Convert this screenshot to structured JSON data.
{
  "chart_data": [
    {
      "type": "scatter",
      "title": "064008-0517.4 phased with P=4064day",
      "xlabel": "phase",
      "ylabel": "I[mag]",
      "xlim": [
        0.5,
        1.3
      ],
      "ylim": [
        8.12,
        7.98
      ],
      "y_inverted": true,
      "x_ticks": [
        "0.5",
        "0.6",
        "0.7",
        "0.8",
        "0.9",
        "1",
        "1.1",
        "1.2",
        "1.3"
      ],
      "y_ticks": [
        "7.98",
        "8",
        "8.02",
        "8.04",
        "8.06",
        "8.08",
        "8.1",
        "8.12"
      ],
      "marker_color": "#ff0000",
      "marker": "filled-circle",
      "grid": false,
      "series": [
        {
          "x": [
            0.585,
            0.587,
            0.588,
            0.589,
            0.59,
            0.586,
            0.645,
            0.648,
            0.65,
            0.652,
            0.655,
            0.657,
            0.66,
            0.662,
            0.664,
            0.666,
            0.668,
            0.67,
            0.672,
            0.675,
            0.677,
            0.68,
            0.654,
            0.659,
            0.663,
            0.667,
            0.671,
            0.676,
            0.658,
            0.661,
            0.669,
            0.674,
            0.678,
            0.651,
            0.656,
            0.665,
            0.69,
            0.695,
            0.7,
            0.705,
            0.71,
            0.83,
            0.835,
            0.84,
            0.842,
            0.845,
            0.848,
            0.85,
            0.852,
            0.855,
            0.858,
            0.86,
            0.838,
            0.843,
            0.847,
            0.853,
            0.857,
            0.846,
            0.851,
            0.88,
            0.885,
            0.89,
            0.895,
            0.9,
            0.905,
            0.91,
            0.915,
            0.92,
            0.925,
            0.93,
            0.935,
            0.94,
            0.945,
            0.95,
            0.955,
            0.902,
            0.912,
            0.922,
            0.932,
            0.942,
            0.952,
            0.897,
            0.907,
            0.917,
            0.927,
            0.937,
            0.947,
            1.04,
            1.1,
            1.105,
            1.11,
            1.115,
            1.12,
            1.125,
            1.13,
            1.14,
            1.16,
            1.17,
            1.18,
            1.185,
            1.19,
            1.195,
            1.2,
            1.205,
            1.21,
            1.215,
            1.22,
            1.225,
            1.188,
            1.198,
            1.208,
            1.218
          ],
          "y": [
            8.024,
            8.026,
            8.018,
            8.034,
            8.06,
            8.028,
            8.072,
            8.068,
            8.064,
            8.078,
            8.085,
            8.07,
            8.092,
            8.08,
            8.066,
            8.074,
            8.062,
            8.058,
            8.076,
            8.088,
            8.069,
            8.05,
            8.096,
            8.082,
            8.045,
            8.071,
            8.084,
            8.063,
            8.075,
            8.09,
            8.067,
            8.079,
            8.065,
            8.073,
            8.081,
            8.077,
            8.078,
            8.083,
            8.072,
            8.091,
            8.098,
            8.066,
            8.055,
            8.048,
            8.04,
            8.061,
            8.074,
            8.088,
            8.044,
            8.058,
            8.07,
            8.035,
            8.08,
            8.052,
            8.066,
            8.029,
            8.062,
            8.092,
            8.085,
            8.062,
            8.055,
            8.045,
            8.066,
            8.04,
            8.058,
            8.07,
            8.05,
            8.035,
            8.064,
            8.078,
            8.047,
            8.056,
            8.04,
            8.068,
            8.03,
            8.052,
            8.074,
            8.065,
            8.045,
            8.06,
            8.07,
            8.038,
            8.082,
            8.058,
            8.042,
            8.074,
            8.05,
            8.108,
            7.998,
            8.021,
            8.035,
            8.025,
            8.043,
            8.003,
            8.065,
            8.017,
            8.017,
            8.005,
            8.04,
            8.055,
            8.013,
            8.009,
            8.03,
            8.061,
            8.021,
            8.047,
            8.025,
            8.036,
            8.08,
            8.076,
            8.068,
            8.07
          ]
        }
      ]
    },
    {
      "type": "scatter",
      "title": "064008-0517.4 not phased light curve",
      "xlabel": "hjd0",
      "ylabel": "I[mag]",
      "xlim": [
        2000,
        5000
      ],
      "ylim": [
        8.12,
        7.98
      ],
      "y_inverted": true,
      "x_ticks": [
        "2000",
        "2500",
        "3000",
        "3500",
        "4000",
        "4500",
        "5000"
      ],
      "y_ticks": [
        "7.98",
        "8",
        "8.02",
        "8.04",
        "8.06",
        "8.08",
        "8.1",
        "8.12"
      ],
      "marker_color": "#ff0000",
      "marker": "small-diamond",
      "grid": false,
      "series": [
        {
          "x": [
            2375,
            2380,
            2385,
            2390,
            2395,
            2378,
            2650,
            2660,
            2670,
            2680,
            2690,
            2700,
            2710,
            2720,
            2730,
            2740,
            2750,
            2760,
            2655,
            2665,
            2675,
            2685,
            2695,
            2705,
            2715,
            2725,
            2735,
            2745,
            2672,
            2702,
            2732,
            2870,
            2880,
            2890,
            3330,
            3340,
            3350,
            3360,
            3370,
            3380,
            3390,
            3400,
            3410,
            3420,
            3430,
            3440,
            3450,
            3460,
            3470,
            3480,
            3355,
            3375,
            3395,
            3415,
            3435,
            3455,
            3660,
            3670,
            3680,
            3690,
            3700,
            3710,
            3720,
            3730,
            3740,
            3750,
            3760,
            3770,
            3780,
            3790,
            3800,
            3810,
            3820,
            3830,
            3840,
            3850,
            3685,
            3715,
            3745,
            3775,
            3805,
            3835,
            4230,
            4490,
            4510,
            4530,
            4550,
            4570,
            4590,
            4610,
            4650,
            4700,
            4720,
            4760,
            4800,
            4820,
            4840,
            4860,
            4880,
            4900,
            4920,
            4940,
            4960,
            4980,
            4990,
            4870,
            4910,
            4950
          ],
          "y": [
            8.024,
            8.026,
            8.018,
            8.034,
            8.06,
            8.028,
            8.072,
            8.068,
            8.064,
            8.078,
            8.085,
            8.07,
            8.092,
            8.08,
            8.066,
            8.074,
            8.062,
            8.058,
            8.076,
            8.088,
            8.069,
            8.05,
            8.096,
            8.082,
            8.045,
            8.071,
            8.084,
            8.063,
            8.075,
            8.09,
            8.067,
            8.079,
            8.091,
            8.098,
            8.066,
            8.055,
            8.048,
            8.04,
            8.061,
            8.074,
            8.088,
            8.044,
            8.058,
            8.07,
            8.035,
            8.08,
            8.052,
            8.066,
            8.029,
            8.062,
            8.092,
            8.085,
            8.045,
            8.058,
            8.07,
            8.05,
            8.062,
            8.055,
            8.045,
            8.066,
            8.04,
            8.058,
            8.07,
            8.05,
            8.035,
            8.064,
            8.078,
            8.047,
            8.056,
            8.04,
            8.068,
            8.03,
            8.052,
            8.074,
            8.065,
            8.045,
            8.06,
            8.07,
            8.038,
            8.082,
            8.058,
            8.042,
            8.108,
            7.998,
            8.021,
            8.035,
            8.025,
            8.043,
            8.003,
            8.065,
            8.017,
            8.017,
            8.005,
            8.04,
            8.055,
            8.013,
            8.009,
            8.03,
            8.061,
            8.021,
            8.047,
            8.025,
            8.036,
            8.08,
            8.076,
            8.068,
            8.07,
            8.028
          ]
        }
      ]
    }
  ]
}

- - - - -

*TO DO*: Extract every entry above as it appears.

*THE RESPONSE*:
Convert this screenshot to structured JSON data.
{
  "chart_data": [
    {
      "type": "scatter",
      "title": "064008-0517.4 phased with P=4064day",
      "xlabel": "phase",
      "ylabel": "I[mag]",
      "xlim": [
        0.5,
        1.3
      ],
      "ylim": [
        8.12,
        7.98
      ],
      "y_inverted": true,
      "x_ticks": [
        "0.5",
        "0.6",
        "0.7",
        "0.8",
        "0.9",
        "1",
        "1.1",
        "1.2",
        "1.3"
      ],
      "y_ticks": [
        "7.98",
        "8",
        "8.02",
        "8.04",
        "8.06",
        "8.08",
        "8.1",
        "8.12"
      ],
      "marker_color": "#ff0000",
      "marker": "filled-circle",
      "grid": false,
      "series": [
        {
          "x": [
            0.585,
            0.587,
            0.588,
            0.589,
            0.59,
            0.586,
            0.645,
            0.648,
            0.65,
            0.652,
            0.655,
            0.657,
            0.66,
            0.662,
            0.664,
            0.666,
            0.668,
            0.67,
            0.672,
            0.675,
            0.677,
            0.68,
            0.654,
            0.659,
            0.663,
            0.667,
            0.671,
            0.676,
            0.658,
            0.661,
            0.669,
            0.674,
            0.678,
            0.651,
            0.656,
            0.665,
            0.69,
            0.695,
            0.7,
            0.705,
            0.71,
            0.83,
            0.835,
            0.84,
            0.842,
            0.845,
            0.848,
            0.85,
            0.852,
            0.855,
            0.858,
            0.86,
            0.838,
            0.843,
            0.847,
            0.853,
            0.857,
            0.846,
            0.851,
            0.88,
            0.885,
            0.89,
            0.895,
            0.9,
            0.905,
            0.91,
            0.915,
            0.92,
            0.925,
            0.93,
            0.935,
            0.94,
            0.945,
            0.95,
            0.955,
            0.902,
            0.912,
            0.922,
            0.932,
            0.942,
            0.952,
            0.897,
            0.907,
            0.917,
            0.927,
            0.937,
            0.947,
            1.04,
            1.1,
            1.105,
            1.11,
            1.115,
            1.12,
            1.125,
            1.13,
            1.14,
            1.16,
            1.17,
            1.18,
            1.185,
            1.19,
            1.195,
            1.2,
            1.205,
            1.21,
            1.215,
            1.22,
            1.225,
            1.188,
            1.198,
            1.208,
            1.218
          ],
          "y": [
            8.024,
            8.026,
            8.018,
            8.034,
            8.06,
            8.028,
            8.072,
            8.068,
            8.064,
            8.078,
            8.085,
            8.07,
            8.092,
            8.08,
            8.066,
            8.074,
            8.062,
            8.058,
            8.076,
            8.088,
            8.069,
            8.05,
            8.096,
            8.082,
            8.045,
            8.071,
            8.084,
            8.063,
            8.075,
            8.09,
            8.067,
            8.079,
            8.065,
            8.073,
            8.081,
            8.077,
            8.078,
            8.083,
            8.072,
            8.091,
            8.098,
            8.066,
            8.055,
            8.048,
            8.04,
            8.061,
            8.074,
            8.088,
            8.044,
            8.058,
            8.07,
            8.035,
            8.08,
            8.052,
            8.066,
            8.029,
            8.062,
            8.092,
            8.085,
            8.062,
            8.055,
            8.045,
            8.066,
            8.04,
            8.058,
            8.07,
            8.05,
            8.035,
            8.064,
            8.078,
            8.047,
            8.056,
            8.04,
            8.068,
            8.03,
            8.052,
            8.074,
            8.065,
            8.045,
            8.06,
            8.07,
            8.038,
            8.082,
            8.058,
            8.042,
            8.074,
            8.05,
            8.108,
            7.998,
            8.021,
            8.035,
            8.025,
            8.043,
            8.003,
            8.065,
            8.017,
            8.017,
            8.005,
            8.04,
            8.055,
            8.013,
            8.009,
            8.03,
            8.061,
            8.021,
            8.047,
            8.025,
            8.036,
            8.08,
            8.076,
            8.068,
            8.07
          ]
        }
      ]
    },
    {
      "type": "scatter",
      "title": "064008-0517.4 not phased light curve",
      "xlabel": "hjd0",
      "ylabel": "I[mag]",
      "xlim": [
        2000,
        5000
      ],
      "ylim": [
        8.12,
        7.98
      ],
      "y_inverted": true,
      "x_ticks": [
        "2000",
        "2500",
        "3000",
        "3500",
        "4000",
        "4500",
        "5000"
      ],
      "y_ticks": [
        "7.98",
        "8",
        "8.02",
        "8.04",
        "8.06",
        "8.08",
        "8.1",
        "8.12"
      ],
      "marker_color": "#ff0000",
      "marker": "small-diamond",
      "grid": false,
      "series": [
        {
          "x": [
            2375,
            2380,
            2385,
            2390,
            2395,
            2378,
            2650,
            2660,
            2670,
            2680,
            2690,
            2700,
            2710,
            2720,
            2730,
            2740,
            2750,
            2760,
            2655,
            2665,
            2675,
            2685,
            2695,
            2705,
            2715,
            2725,
            2735,
            2745,
            2672,
            2702,
            2732,
            2870,
            2880,
            2890,
            3330,
            3340,
            3350,
            3360,
            3370,
            3380,
            3390,
            3400,
            3410,
            3420,
            3430,
            3440,
            3450,
            3460,
            3470,
            3480,
            3355,
            3375,
            3395,
            3415,
            3435,
            3455,
            3660,
            3670,
            3680,
            3690,
            3700,
            3710,
            3720,
            3730,
            3740,
            3750,
            3760,
            3770,
            3780,
            3790,
            3800,
            3810,
            3820,
            3830,
            3840,
            3850,
            3685,
            3715,
            3745,
            3775,
            3805,
            3835,
            4230,
            4490,
            4510,
            4530,
            4550,
            4570,
            4590,
            4610,
            4650,
            4700,
            4720,
            4760,
            4800,
            4820,
            4840,
            4860,
            4880,
            4900,
            4920,
            4940,
            4960,
            4980,
            4990,
            4870,
            4910,
            4950
          ],
          "y": [
            8.024,
            8.026,
            8.018,
            8.034,
            8.06,
            8.028,
            8.072,
            8.068,
            8.064,
            8.078,
            8.085,
            8.07,
            8.092,
            8.08,
            8.066,
            8.074,
            8.062,
            8.058,
            8.076,
            8.088,
            8.069,
            8.05,
            8.096,
            8.082,
            8.045,
            8.071,
            8.084,
            8.063,
            8.075,
            8.09,
            8.067,
            8.079,
            8.091,
            8.098,
            8.066,
            8.055,
            8.048,
            8.04,
            8.061,
            8.074,
            8.088,
            8.044,
            8.058,
            8.07,
            8.035,
            8.08,
            8.052,
            8.066,
            8.029,
            8.062,
            8.092,
            8.085,
            8.045,
            8.058,
            8.07,
            8.05,
            8.062,
            8.055,
            8.045,
            8.066,
            8.04,
            8.058,
            8.07,
            8.05,
            8.035,
            8.064,
            8.078,
            8.047,
            8.056,
            8.04,
            8.068,
            8.03,
            8.052,
            8.074,
            8.065,
            8.045,
            8.06,
            8.07,
            8.038,
            8.082,
            8.058,
            8.042,
            8.108,
            7.998,
            8.021,
            8.035,
            8.025,
            8.043,
            8.003,
            8.065,
            8.017,
            8.017,
            8.005,
            8.04,
            8.055,
            8.013,
            8.009,
            8.03,
            8.061,
            8.021,
            8.047,
            8.025,
            8.036,
            8.08,
            8.076,
            8.068,
            8.07,
            8.028
          ]
        }
      ]
    }
  ]
}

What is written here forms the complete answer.